> **Given request**: Wherever a line holds the string "values", copy that line.

> **Data listing**:
•••
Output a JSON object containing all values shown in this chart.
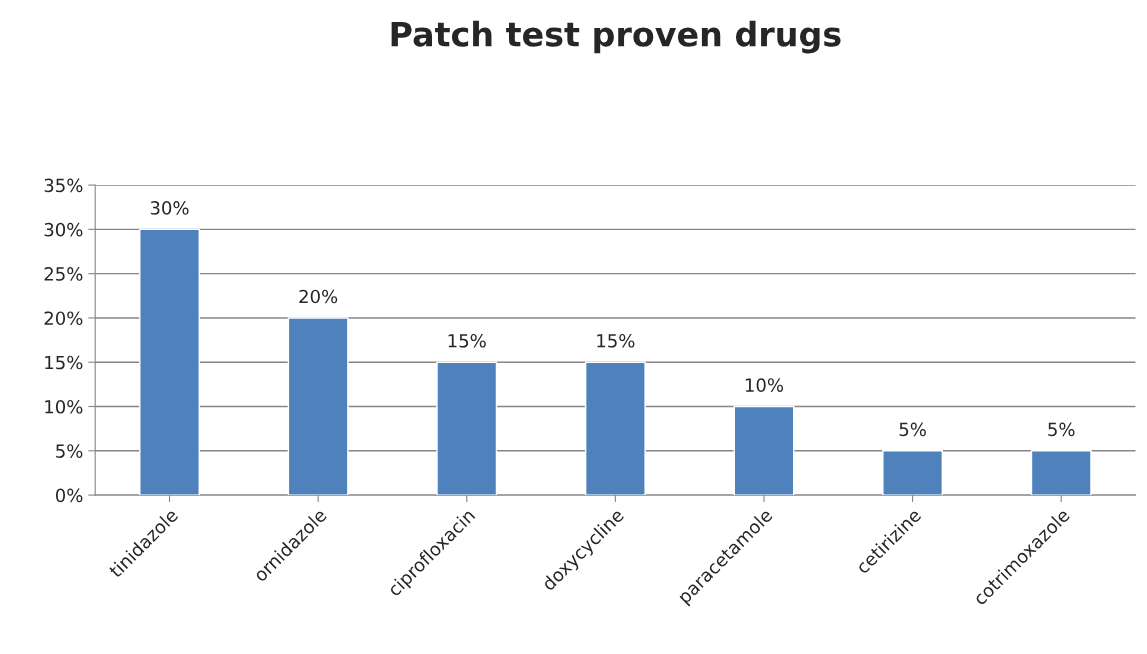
{
  "chart_data": {
    "type": "bar",
    "title": "Patch test proven drugs",
    "categories": [
      "tinidazole",
      "ornidazole",
      "ciprofloxacin",
      "doxycycline",
      "paracetamole",
      "cetirizine",
      "cotrimoxazole"
    ],
    "values": [
      30,
      20,
      15,
      15,
      10,
      5,
      5
    ],
    "value_labels": [
      "30%",
      "20%",
      "15%",
      "15%",
      "10%",
      "5%",
      "5%"
    ],
    "color": "#4f81bd",
    "ylim": [
      0,
      35
    ],
    "yticks": [
      {
        "value": 0,
        "label": "0%"
      },
      {
        "value": 5,
        "label": "5%"
      },
      {
        "value": 10,
        "label": "10%"
      },
      {
        "value": 15,
        "label": "15%"
      },
      {
        "value": 20,
        "label": "20%"
      },
      {
        "value": 25,
        "label": "25%"
      },
      {
        "value": 30,
        "label": "30%"
      },
      {
        "value": 35,
        "label": "35%"
      }
    ],
    "grid": "y"
  }
}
•••
> **Response for this exercise**:
Output a JSON object containing all values shown in this chart.
    "values": [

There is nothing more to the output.